#### [Objective]
State how many lines of the records contain the string "Combine". Give the number alone.

#### [Dataset items]

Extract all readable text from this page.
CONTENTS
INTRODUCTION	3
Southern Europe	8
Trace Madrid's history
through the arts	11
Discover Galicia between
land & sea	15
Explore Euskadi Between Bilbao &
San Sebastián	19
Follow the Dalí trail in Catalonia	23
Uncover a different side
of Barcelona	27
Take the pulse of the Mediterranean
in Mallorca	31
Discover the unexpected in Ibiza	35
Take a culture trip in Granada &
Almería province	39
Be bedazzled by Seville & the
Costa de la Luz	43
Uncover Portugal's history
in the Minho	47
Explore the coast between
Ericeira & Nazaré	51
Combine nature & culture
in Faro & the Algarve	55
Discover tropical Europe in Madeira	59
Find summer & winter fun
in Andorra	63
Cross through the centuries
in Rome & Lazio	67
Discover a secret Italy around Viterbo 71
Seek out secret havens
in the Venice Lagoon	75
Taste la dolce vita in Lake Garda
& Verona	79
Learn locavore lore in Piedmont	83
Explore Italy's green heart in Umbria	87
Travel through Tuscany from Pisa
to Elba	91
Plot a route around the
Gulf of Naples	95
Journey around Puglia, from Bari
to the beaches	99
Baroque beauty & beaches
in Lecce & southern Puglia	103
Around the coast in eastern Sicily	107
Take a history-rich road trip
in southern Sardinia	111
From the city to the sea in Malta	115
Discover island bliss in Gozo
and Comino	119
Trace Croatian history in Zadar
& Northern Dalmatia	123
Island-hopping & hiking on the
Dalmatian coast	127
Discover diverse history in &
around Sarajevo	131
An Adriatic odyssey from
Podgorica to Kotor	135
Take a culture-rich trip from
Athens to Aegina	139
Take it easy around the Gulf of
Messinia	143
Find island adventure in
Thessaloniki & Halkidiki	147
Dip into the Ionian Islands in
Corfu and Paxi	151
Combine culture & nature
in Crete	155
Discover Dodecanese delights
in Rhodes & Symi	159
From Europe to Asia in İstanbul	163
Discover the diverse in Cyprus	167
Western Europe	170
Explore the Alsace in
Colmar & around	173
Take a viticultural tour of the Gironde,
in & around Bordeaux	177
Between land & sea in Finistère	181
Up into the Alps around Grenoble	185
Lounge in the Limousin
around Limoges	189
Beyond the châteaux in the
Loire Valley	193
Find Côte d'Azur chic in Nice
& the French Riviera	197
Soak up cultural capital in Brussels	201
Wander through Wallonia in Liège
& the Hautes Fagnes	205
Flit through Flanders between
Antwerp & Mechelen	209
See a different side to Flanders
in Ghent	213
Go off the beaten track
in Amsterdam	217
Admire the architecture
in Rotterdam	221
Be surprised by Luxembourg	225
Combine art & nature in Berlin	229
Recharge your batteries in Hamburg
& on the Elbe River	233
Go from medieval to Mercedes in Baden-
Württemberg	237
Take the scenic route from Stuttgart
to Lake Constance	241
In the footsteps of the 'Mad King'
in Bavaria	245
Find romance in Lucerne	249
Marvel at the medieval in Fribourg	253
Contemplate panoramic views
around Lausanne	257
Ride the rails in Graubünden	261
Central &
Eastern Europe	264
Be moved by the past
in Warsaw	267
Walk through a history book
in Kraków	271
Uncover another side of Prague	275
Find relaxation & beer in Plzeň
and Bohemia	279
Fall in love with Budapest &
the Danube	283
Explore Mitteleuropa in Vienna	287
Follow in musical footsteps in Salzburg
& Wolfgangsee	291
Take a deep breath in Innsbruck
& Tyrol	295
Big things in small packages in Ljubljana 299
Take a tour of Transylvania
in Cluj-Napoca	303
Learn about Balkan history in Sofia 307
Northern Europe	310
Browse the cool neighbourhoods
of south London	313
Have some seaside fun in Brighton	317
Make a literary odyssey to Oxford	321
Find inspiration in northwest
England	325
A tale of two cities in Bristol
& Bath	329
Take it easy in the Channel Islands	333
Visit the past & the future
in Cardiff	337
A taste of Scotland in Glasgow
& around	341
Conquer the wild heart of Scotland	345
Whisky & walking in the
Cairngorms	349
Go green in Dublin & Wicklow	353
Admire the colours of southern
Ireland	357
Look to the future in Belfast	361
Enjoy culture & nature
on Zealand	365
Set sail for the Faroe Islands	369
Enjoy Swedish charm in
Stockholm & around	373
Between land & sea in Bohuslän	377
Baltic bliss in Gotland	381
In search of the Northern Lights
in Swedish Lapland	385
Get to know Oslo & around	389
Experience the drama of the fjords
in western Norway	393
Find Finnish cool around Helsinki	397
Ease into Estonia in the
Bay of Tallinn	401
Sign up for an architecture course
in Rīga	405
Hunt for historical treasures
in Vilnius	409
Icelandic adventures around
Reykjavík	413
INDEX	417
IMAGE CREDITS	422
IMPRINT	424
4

#### [Result of this exercise]
3